**REQUIREMENTS**
Write out all the material exactly. Leave nothing out.

.....

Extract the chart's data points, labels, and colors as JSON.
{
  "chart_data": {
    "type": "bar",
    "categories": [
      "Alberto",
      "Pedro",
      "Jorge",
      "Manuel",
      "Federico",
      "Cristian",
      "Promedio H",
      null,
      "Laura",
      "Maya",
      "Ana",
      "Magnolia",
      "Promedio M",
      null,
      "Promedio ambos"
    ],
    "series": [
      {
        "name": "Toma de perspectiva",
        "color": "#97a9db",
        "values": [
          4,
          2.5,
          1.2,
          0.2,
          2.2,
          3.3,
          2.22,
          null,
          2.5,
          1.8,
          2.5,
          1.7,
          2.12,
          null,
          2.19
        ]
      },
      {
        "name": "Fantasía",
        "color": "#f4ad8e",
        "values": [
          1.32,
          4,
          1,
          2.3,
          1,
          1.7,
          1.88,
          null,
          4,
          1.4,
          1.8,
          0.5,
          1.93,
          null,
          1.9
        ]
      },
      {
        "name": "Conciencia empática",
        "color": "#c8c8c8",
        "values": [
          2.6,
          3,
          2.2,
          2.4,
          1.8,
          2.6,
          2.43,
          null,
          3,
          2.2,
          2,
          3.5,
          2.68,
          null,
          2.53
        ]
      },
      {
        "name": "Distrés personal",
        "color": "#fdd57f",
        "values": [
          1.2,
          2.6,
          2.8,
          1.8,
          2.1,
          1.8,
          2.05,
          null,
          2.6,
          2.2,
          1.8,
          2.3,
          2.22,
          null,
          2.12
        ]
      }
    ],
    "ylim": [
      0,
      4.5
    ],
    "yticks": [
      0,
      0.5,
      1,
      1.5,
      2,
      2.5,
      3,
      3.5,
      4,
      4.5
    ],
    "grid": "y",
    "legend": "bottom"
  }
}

.....

**EXPECTED ANSWER**
Extract the chart's data points, labels, and colors as JSON.
{
  "chart_data": {
    "type": "bar",
    "categories": [
      "Alberto",
      "Pedro",
      "Jorge",
      "Manuel",
      "Federico",
      "Cristian",
      "Promedio H",
      null,
      "Laura",
      "Maya",
      "Ana",
      "Magnolia",
      "Promedio M",
      null,
      "Promedio ambos"
    ],
    "series": [
      {
        "name": "Toma de perspectiva",
        "color": "#97a9db",
        "values": [
          4,
          2.5,
          1.2,
          0.2,
          2.2,
          3.3,
          2.22,
          null,
          2.5,
          1.8,
          2.5,
          1.7,
          2.12,
          null,
          2.19
        ]
      },
      {
        "name": "Fantasía",
        "color": "#f4ad8e",
        "values": [
          1.32,
          4,
          1,
          2.3,
          1,
          1.7,
          1.88,
          null,
          4,
          1.4,
          1.8,
          0.5,
          1.93,
          null,
          1.9
        ]
      },
      {
        "name": "Conciencia empática",
        "color": "#c8c8c8",
        "values": [
          2.6,
          3,
          2.2,
          2.4,
          1.8,
          2.6,
          2.43,
          null,
          3,
          2.2,
          2,
          3.5,
          2.68,
          null,
          2.53
        ]
      },
      {
        "name": "Distrés personal",
        "color": "#fdd57f",
        "values": [
          1.2,
          2.6,
          2.8,
          1.8,
          2.1,
          1.8,
          2.05,
          null,
          2.6,
          2.2,
          1.8,
          2.3,
          2.22,
          null,
          2.12
        ]
      }
    ],
    "ylim": [
      0,
      4.5
    ],
    "yticks": [
      0,
      0.5,
      1,
      1.5,
      2,
      2.5,
      3,
      3.5,
      4,
      4.5
    ],
    "grid": "y",
    "legend": "bottom"
  }
}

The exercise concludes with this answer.